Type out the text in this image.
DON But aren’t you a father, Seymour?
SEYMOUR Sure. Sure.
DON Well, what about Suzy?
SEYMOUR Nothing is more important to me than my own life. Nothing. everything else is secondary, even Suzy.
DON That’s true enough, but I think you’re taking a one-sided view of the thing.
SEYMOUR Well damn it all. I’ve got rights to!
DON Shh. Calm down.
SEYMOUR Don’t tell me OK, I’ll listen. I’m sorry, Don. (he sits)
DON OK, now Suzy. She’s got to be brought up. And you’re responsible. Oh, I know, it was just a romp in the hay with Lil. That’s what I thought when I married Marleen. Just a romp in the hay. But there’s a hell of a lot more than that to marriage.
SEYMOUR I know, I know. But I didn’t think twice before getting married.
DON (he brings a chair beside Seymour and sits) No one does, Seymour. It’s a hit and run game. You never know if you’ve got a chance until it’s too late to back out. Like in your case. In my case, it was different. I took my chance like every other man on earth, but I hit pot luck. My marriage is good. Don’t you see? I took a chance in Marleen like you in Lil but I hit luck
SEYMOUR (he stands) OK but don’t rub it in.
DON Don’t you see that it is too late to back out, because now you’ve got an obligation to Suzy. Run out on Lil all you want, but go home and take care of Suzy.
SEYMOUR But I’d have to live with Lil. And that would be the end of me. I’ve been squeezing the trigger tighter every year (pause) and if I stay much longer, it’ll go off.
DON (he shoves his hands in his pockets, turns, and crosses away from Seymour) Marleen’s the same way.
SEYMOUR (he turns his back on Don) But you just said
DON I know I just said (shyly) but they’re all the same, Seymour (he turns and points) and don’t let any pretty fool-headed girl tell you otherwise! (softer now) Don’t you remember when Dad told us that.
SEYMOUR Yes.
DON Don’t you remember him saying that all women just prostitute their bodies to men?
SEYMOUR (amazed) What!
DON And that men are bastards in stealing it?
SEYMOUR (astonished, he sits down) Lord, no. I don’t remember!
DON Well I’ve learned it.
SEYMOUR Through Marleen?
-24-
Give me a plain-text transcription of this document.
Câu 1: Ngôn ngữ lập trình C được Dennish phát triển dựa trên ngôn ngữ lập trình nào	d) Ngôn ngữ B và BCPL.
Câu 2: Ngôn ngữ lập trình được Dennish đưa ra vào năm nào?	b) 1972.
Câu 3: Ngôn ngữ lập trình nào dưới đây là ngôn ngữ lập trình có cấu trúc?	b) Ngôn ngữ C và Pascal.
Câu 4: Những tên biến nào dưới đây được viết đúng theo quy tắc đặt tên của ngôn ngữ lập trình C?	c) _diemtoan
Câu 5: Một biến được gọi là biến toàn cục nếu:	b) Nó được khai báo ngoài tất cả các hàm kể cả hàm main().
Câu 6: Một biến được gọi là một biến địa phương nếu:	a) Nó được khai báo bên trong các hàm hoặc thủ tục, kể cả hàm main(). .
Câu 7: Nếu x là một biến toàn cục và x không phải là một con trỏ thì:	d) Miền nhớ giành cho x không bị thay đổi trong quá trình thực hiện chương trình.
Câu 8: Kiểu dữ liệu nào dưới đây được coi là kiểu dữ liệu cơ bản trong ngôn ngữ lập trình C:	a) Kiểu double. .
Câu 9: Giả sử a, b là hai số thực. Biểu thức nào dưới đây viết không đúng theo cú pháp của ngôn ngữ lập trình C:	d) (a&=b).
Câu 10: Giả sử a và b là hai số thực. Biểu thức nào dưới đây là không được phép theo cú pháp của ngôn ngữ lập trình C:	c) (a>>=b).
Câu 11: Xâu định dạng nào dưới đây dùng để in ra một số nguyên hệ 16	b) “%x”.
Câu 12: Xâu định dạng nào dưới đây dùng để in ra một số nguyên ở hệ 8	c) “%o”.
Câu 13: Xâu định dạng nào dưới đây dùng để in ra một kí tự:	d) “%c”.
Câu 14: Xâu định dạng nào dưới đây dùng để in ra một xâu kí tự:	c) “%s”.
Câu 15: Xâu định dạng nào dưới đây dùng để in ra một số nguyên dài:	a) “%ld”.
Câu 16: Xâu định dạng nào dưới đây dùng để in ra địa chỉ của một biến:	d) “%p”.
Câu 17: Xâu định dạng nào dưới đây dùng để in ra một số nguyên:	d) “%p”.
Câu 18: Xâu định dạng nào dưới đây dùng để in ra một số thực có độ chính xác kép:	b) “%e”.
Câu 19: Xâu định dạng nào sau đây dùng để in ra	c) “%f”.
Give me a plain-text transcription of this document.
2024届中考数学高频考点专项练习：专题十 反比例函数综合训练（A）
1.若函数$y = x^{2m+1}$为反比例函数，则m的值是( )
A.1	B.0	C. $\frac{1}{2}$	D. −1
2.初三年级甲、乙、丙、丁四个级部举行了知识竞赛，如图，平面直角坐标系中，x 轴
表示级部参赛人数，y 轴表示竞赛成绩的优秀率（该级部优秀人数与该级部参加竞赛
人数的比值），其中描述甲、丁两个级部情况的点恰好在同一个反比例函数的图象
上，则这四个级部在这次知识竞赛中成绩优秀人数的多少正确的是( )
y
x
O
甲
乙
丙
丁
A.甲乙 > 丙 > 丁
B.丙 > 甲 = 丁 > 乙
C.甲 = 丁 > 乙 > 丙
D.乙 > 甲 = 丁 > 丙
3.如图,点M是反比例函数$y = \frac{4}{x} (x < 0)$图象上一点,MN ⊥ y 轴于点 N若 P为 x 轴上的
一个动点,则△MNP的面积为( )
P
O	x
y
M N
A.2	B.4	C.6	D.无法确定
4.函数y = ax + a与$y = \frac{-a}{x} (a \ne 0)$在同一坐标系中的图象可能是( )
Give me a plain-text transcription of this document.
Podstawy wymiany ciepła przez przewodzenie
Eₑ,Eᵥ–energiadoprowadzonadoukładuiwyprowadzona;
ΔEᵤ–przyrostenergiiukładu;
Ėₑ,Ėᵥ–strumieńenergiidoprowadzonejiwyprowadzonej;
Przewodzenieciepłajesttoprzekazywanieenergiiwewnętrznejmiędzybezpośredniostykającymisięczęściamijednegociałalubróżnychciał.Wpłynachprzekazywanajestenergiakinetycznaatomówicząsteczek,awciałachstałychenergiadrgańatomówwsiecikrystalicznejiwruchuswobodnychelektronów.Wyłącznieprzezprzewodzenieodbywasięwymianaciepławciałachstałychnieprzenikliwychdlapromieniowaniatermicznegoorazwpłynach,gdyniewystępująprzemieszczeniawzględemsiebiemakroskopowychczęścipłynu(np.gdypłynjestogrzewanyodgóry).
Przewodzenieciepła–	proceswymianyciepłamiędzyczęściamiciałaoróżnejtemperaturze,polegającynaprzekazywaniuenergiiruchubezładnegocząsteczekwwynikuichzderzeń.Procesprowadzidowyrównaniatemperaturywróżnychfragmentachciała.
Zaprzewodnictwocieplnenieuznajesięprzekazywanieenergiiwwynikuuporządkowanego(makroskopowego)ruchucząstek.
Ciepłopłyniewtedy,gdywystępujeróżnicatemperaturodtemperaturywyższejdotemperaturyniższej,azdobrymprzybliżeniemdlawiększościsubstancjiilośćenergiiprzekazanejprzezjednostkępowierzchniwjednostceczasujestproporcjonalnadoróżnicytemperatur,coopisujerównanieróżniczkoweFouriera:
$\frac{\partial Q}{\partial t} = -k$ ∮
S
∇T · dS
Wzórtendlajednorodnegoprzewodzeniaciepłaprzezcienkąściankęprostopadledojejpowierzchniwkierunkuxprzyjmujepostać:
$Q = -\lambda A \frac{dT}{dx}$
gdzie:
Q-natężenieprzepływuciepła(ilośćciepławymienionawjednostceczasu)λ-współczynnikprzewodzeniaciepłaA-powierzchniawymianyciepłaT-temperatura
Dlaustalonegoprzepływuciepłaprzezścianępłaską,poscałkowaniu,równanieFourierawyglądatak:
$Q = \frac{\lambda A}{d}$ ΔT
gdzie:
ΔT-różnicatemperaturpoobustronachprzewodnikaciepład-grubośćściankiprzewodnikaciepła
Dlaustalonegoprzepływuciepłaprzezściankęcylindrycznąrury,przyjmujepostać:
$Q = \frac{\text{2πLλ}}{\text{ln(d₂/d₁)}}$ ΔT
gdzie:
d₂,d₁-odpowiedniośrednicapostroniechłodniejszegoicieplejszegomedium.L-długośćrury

■ ■ ■ ■ ■

Note each line of the entries that has "remember" in it, and copy those lines.

DON I know I just said (shyly) but they’re all the same, Seymour (he turns and points) and don’t let any pretty fool-headed girl tell you otherwise! (softer now) Don’t you remember when Dad told us that.
DON Don’t you remember him saying that all women just prostitute their bodies to men?
SEYMOUR (astonished, he sits down) Lord, no. I don’t remember!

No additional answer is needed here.